A run of records
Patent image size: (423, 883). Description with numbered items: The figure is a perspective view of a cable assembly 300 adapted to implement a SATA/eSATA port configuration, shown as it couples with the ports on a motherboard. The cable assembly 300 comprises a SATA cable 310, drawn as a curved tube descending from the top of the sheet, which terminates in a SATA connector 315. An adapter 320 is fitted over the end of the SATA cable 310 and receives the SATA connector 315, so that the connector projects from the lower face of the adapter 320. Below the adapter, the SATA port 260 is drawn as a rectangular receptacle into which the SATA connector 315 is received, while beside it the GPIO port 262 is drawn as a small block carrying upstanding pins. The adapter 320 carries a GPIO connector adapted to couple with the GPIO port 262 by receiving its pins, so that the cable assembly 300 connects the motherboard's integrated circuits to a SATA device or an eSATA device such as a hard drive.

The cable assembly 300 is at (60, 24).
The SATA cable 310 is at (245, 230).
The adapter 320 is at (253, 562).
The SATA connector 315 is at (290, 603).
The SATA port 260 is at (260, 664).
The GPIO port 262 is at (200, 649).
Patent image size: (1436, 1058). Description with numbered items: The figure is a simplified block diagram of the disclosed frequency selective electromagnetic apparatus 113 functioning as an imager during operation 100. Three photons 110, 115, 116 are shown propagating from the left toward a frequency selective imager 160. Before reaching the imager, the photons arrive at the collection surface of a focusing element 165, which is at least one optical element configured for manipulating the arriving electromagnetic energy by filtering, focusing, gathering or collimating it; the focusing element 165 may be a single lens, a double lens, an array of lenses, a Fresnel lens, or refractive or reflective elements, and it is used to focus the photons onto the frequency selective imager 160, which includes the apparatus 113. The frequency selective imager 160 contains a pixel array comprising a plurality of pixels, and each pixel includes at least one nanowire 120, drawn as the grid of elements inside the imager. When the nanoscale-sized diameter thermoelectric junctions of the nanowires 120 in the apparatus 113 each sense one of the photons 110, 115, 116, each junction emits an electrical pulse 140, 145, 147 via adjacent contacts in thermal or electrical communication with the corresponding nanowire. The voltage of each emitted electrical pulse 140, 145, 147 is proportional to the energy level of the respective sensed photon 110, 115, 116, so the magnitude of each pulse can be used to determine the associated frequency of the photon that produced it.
...
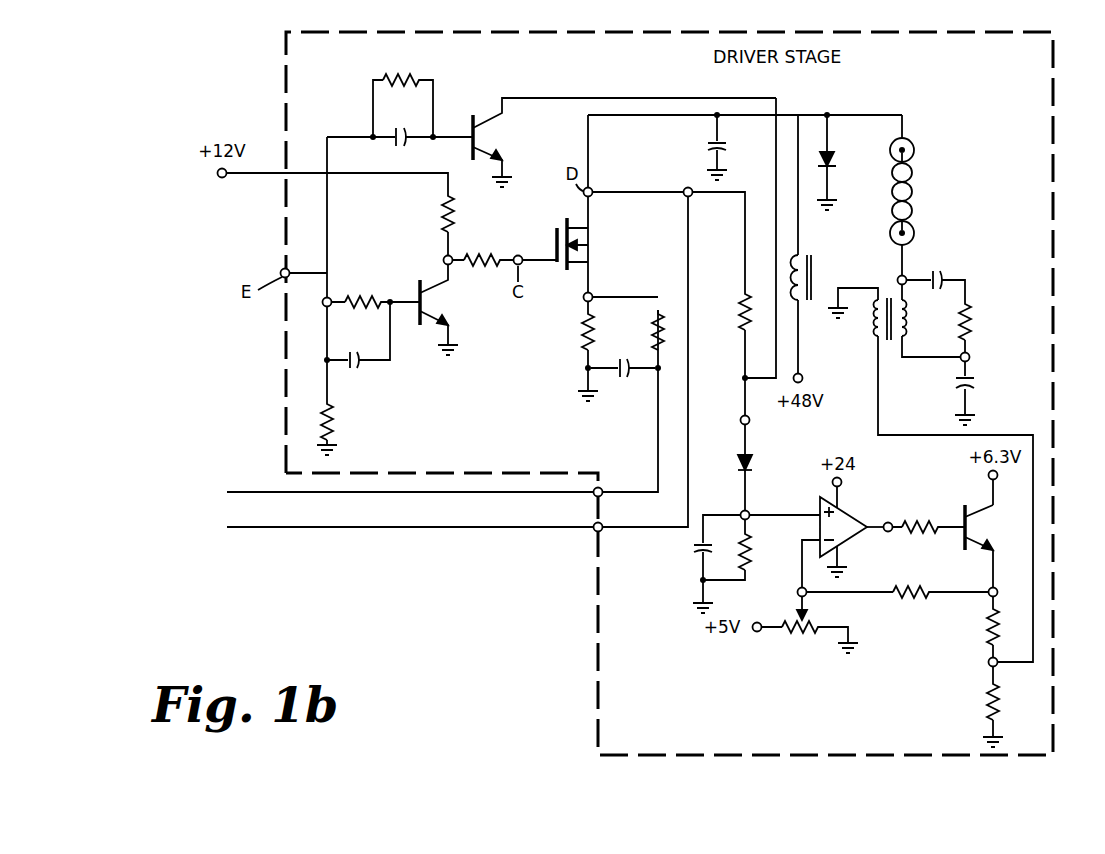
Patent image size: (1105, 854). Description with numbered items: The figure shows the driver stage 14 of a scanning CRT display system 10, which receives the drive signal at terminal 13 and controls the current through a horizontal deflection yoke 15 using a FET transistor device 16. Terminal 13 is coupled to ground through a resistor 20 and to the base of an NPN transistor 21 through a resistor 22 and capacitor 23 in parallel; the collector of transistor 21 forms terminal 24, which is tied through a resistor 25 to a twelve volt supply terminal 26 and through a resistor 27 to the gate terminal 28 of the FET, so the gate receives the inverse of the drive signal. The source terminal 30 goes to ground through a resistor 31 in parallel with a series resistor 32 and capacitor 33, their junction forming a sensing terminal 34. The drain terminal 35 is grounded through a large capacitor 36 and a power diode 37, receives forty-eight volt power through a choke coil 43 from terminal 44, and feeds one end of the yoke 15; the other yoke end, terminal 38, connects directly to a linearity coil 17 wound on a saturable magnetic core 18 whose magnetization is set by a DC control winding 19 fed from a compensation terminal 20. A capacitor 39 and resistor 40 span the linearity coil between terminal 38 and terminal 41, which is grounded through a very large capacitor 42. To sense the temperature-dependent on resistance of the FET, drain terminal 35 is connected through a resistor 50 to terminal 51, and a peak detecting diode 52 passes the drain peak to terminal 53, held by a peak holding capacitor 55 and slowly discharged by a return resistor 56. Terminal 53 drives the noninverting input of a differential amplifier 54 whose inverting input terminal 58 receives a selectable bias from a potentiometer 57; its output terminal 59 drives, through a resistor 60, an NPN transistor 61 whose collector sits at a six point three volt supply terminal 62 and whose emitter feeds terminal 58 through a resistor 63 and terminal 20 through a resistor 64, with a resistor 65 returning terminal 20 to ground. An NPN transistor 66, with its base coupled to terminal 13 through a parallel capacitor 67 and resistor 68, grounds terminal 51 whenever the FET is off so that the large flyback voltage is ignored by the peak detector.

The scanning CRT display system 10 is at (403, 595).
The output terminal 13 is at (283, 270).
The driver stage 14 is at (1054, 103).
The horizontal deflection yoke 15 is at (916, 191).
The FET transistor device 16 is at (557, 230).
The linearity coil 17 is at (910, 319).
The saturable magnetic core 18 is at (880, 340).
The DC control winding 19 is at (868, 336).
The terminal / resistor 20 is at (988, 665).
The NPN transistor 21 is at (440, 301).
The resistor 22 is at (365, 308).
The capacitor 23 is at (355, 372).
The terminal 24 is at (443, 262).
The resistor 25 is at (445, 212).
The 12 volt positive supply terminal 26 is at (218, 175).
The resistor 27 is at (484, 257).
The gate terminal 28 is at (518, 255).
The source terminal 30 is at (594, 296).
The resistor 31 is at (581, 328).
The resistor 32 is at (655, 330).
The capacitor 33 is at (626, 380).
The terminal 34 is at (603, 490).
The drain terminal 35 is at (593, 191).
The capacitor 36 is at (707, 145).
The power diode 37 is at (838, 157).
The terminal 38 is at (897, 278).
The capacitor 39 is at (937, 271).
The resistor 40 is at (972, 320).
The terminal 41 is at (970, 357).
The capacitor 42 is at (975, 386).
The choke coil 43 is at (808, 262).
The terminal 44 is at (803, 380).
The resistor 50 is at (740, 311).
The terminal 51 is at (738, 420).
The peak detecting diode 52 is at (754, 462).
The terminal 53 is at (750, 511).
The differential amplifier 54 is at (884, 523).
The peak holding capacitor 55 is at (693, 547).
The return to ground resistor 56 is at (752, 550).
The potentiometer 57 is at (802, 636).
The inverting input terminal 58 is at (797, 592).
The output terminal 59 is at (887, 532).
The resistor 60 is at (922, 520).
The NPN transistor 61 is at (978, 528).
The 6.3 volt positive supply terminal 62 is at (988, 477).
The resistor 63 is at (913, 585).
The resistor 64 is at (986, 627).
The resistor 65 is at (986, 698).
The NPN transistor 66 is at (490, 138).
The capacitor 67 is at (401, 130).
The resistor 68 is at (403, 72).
--
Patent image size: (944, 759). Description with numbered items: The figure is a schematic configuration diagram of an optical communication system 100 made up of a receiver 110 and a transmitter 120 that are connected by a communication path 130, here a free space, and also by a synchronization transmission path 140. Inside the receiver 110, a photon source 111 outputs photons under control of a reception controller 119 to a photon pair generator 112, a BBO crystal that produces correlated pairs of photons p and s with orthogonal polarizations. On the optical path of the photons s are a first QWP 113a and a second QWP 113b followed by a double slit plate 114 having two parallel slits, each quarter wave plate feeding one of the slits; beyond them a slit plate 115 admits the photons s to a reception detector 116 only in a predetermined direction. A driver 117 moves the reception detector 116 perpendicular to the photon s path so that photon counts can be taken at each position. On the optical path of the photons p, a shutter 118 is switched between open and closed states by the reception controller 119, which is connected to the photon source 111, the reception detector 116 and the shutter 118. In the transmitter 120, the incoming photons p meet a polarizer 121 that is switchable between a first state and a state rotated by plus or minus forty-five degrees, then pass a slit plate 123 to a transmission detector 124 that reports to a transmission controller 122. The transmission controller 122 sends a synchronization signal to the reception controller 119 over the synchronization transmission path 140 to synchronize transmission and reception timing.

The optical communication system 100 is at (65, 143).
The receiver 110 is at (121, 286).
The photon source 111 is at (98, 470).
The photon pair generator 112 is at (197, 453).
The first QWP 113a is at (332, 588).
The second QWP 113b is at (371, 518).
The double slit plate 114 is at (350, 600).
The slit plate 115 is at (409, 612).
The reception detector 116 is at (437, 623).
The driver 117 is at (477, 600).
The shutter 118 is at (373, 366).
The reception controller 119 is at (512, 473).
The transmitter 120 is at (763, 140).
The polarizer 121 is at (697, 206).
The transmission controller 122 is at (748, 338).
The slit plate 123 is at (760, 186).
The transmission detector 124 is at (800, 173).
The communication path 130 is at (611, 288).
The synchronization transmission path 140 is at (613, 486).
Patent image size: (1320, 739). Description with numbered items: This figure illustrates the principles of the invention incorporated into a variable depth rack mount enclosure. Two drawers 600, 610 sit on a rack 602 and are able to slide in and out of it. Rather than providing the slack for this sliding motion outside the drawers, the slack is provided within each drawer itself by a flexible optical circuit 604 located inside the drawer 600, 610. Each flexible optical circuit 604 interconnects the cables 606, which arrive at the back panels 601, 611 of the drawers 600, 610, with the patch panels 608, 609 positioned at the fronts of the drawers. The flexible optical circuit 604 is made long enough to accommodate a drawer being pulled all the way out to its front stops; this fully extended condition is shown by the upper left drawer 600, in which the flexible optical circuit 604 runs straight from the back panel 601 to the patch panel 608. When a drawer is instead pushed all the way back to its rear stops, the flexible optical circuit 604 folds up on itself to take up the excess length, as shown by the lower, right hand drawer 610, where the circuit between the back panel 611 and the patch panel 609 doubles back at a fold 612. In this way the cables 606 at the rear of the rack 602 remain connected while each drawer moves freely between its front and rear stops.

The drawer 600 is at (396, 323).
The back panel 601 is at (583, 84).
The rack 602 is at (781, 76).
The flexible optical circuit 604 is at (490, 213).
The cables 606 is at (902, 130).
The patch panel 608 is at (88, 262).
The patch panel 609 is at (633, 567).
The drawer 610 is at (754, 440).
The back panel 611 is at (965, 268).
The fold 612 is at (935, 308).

WRITTEN TASK: Convert the data into a two-column Markdown table headed "Number" and "Line," beginning at the line that contains "Patent image size: (423, 883)." and stopping after the line that contains "The adapter 320 is at (253, 562).". Number each line in order and leave out blank lines.

ANSWER TO THIS PROBLEM:
| Number | Line |
|---|---|
| 1 | Patent image size: (423, 883). Description with numbered items: The figure is a perspective view of a cable assembly 300 adapted to implement a SATA/eSATA port configuration, shown as it couples with the ports on a motherboard. The cable assembly 300 comprises a SATA cable 310, drawn as a curved tube descending from the top of the sheet, which terminates in a SATA connector 315. An adapter 320 is fitted over the end of the SATA cable 310 and receives the SATA connector 315, so that the connector projects from the lower face of the adapter 320. Below the adapter, the SATA port 260 is drawn as a rectangular receptacle into which the SATA connector 315 is received, while beside it the GPIO port 262 is drawn as a small block carrying upstanding pins. The adapter 320 carries a GPIO connector adapted to couple with the GPIO port 262 by receiving its pins, so that the cable assembly 300 connects the motherboard's integrated circuits to a SATA device or an eSATA device such as a hard drive. |
| 2 | The cable assembly 300 is at (60, 24). |
| 3 | The SATA cable 310 is at (245, 230). |
| 4 | The adapter 320 is at (253, 562). |